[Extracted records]
=======
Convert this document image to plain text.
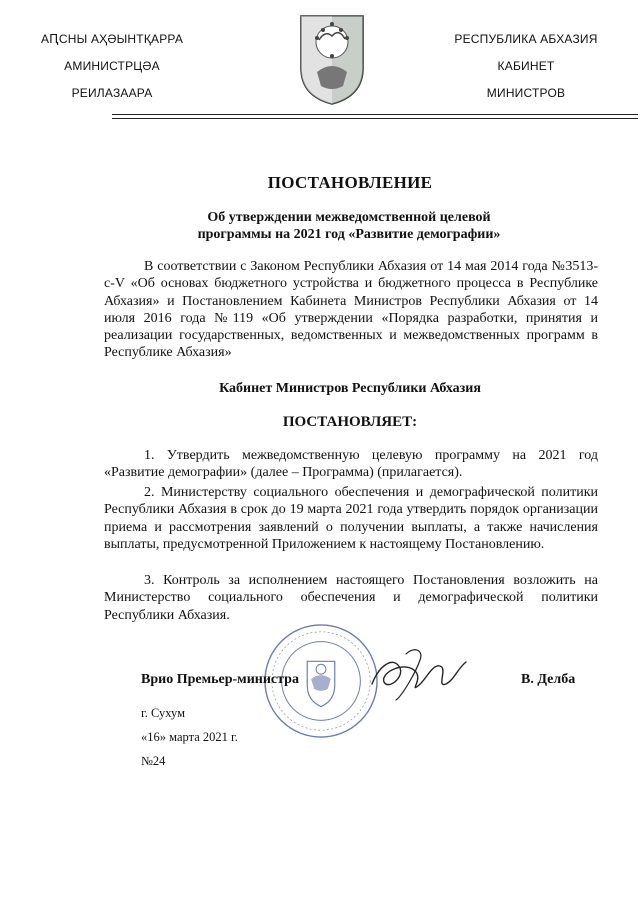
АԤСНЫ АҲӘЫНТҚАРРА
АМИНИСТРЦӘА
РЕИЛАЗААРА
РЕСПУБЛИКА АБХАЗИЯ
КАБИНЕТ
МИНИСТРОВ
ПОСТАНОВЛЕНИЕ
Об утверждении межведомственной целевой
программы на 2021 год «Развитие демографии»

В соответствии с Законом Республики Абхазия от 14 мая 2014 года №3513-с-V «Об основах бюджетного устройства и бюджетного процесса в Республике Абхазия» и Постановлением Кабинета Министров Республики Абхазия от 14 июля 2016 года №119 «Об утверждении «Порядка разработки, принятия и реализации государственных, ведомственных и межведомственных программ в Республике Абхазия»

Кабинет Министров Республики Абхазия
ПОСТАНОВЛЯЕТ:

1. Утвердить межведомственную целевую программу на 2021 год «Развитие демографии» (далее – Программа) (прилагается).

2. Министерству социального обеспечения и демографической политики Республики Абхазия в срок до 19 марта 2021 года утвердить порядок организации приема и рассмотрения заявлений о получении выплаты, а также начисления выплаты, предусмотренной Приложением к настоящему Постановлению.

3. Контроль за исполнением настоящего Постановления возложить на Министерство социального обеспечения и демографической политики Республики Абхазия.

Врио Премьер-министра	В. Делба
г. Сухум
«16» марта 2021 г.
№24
=======
» EXERCISE BRIEF: Write out the listing above exactly as it stands, pictures excluded.

» EXERCISE OUTPUT:
Convert this document image to plain text.
АԤСНЫ АҲӘЫНТҚАРРА
АМИНИСТРЦӘА
РЕИЛАЗААРА
РЕСПУБЛИКА АБХАЗИЯ
КАБИНЕТ
МИНИСТРОВ
ПОСТАНОВЛЕНИЕ
Об утверждении межведомственной целевой
программы на 2021 год «Развитие демографии»

В соответствии с Законом Республики Абхазия от 14 мая 2014 года №3513-с-V «Об основах бюджетного устройства и бюджетного процесса в Республике Абхазия» и Постановлением Кабинета Министров Республики Абхазия от 14 июля 2016 года №119 «Об утверждении «Порядка разработки, принятия и реализации государственных, ведомственных и межведомственных программ в Республике Абхазия»

Кабинет Министров Республики Абхазия
ПОСТАНОВЛЯЕТ:

1. Утвердить межведомственную целевую программу на 2021 год «Развитие демографии» (далее – Программа) (прилагается).

2. Министерству социального обеспечения и демографической политики Республики Абхазия в срок до 19 марта 2021 года утвердить порядок организации приема и рассмотрения заявлений о получении выплаты, а также начисления выплаты, предусмотренной Приложением к настоящему Постановлению.

3. Контроль за исполнением настоящего Постановления возложить на Министерство социального обеспечения и демографической политики Республики Абхазия.

Врио Премьер-министра	В. Делба
г. Сухум
«16» марта 2021 г.
№24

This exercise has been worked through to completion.